Saved entries:
══════

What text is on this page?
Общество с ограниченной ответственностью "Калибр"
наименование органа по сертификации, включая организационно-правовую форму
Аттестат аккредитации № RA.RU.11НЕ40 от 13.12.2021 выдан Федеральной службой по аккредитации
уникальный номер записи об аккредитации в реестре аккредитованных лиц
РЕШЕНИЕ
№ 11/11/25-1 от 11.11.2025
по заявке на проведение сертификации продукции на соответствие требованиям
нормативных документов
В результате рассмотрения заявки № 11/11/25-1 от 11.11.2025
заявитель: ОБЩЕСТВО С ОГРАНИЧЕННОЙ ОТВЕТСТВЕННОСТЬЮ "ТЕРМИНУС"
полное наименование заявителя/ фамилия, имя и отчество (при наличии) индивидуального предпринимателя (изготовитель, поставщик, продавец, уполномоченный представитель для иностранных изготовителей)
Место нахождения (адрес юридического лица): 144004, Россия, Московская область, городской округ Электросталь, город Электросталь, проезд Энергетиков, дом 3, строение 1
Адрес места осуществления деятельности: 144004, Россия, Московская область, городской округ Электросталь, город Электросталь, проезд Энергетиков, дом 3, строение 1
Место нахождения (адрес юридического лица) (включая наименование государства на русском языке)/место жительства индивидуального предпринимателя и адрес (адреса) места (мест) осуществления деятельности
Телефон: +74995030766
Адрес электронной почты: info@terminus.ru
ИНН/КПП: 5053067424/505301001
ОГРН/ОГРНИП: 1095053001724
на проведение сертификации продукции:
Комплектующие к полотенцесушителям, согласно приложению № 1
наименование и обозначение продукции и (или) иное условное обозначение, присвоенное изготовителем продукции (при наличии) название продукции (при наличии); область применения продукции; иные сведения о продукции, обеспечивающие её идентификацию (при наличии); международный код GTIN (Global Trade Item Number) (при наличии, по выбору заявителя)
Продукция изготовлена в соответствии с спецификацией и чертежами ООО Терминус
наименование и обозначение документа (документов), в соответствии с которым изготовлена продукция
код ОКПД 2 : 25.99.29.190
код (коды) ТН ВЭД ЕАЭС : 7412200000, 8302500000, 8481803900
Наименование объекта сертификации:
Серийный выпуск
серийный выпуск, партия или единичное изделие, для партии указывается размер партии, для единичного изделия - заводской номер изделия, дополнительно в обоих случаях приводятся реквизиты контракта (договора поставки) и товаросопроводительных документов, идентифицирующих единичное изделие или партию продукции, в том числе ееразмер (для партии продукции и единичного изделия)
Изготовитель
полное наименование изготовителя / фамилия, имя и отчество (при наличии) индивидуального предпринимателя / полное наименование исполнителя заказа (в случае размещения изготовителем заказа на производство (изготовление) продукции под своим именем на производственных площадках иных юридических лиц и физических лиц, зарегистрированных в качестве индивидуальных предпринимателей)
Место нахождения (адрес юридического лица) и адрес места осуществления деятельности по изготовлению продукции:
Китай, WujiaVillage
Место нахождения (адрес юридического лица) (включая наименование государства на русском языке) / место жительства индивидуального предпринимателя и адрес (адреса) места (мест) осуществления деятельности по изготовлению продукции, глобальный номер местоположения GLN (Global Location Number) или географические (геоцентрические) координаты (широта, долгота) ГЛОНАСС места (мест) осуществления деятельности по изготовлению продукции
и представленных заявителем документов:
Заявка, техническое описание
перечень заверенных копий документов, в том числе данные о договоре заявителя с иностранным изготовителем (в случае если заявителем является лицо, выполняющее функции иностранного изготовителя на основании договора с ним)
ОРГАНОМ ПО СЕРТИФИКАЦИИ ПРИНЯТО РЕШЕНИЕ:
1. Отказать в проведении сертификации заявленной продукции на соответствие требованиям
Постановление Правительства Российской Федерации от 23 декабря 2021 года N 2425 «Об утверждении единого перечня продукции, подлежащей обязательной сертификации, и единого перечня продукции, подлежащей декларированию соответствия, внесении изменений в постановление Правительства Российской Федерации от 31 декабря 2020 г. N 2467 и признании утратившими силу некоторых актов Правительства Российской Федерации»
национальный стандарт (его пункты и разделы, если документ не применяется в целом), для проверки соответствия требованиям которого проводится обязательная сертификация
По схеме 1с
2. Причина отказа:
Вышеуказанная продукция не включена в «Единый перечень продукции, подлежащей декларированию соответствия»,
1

══════

The records above need to be transcribed in full. Keep every character unchanged.

What text is on this page?
Общество с ограниченной ответственностью "Калибр"
наименование органа по сертификации, включая организационно-правовую форму
Аттестат аккредитации № RA.RU.11НЕ40 от 13.12.2021 выдан Федеральной службой по аккредитации
уникальный номер записи об аккредитации в реестре аккредитованных лиц
РЕШЕНИЕ
№ 11/11/25-1 от 11.11.2025
по заявке на проведение сертификации продукции на соответствие требованиям
нормативных документов
В результате рассмотрения заявки № 11/11/25-1 от 11.11.2025
заявитель: ОБЩЕСТВО С ОГРАНИЧЕННОЙ ОТВЕТСТВЕННОСТЬЮ "ТЕРМИНУС"
полное наименование заявителя/ фамилия, имя и отчество (при наличии) индивидуального предпринимателя (изготовитель, поставщик, продавец, уполномоченный представитель для иностранных изготовителей)
Место нахождения (адрес юридического лица): 144004, Россия, Московская область, городской округ Электросталь, город Электросталь, проезд Энергетиков, дом 3, строение 1
Адрес места осуществления деятельности: 144004, Россия, Московская область, городской округ Электросталь, город Электросталь, проезд Энергетиков, дом 3, строение 1
Место нахождения (адрес юридического лица) (включая наименование государства на русском языке)/место жительства индивидуального предпринимателя и адрес (адреса) места (мест) осуществления деятельности
Телефон: +74995030766
Адрес электронной почты: info@terminus.ru
ИНН/КПП: 5053067424/505301001
ОГРН/ОГРНИП: 1095053001724
на проведение сертификации продукции:
Комплектующие к полотенцесушителям, согласно приложению № 1
наименование и обозначение продукции и (или) иное условное обозначение, присвоенное изготовителем продукции (при наличии) название продукции (при наличии); область применения продукции; иные сведения о продукции, обеспечивающие её идентификацию (при наличии); международный код GTIN (Global Trade Item Number) (при наличии, по выбору заявителя)
Продукция изготовлена в соответствии с спецификацией и чертежами ООО Терминус
наименование и обозначение документа (документов), в соответствии с которым изготовлена продукция
код ОКПД 2 : 25.99.29.190
код (коды) ТН ВЭД ЕАЭС : 7412200000, 8302500000, 8481803900
Наименование объекта сертификации:
Серийный выпуск
серийный выпуск, партия или единичное изделие, для партии указывается размер партии, для единичного изделия - заводской номер изделия, дополнительно в обоих случаях приводятся реквизиты контракта (договора поставки) и товаросопроводительных документов, идентифицирующих единичное изделие или партию продукции, в том числе ееразмер (для партии продукции и единичного изделия)
Изготовитель
полное наименование изготовителя / фамилия, имя и отчество (при наличии) индивидуального предпринимателя / полное наименование исполнителя заказа (в случае размещения изготовителем заказа на производство (изготовление) продукции под своим именем на производственных площадках иных юридических лиц и физических лиц, зарегистрированных в качестве индивидуальных предпринимателей)
Место нахождения (адрес юридического лица) и адрес места осуществления деятельности по изготовлению продукции:
Китай, WujiaVillage
Место нахождения (адрес юридического лица) (включая наименование государства на русском языке) / место жительства индивидуального предпринимателя и адрес (адреса) места (мест) осуществления деятельности по изготовлению продукции, глобальный номер местоположения GLN (Global Location Number) или географические (геоцентрические) координаты (широта, долгота) ГЛОНАСС места (мест) осуществления деятельности по изготовлению продукции
и представленных заявителем документов:
Заявка, техническое описание
перечень заверенных копий документов, в том числе данные о договоре заявителя с иностранным изготовителем (в случае если заявителем является лицо, выполняющее функции иностранного изготовителя на основании договора с ним)
ОРГАНОМ ПО СЕРТИФИКАЦИИ ПРИНЯТО РЕШЕНИЕ:
1. Отказать в проведении сертификации заявленной продукции на соответствие требованиям
Постановление Правительства Российской Федерации от 23 декабря 2021 года N 2425 «Об утверждении единого перечня продукции, подлежащей обязательной сертификации, и единого перечня продукции, подлежащей декларированию соответствия, внесении изменений в постановление Правительства Российской Федерации от 31 декабря 2020 г. N 2467 и признании утратившими силу некоторых актов Правительства Российской Федерации»
национальный стандарт (его пункты и разделы, если документ не применяется в целом), для проверки соответствия требованиям которого проводится обязательная сертификация
По схеме 1с
2. Причина отказа:
Вышеуказанная продукция не включена в «Единый перечень продукции, подлежащей декларированию соответствия»,
1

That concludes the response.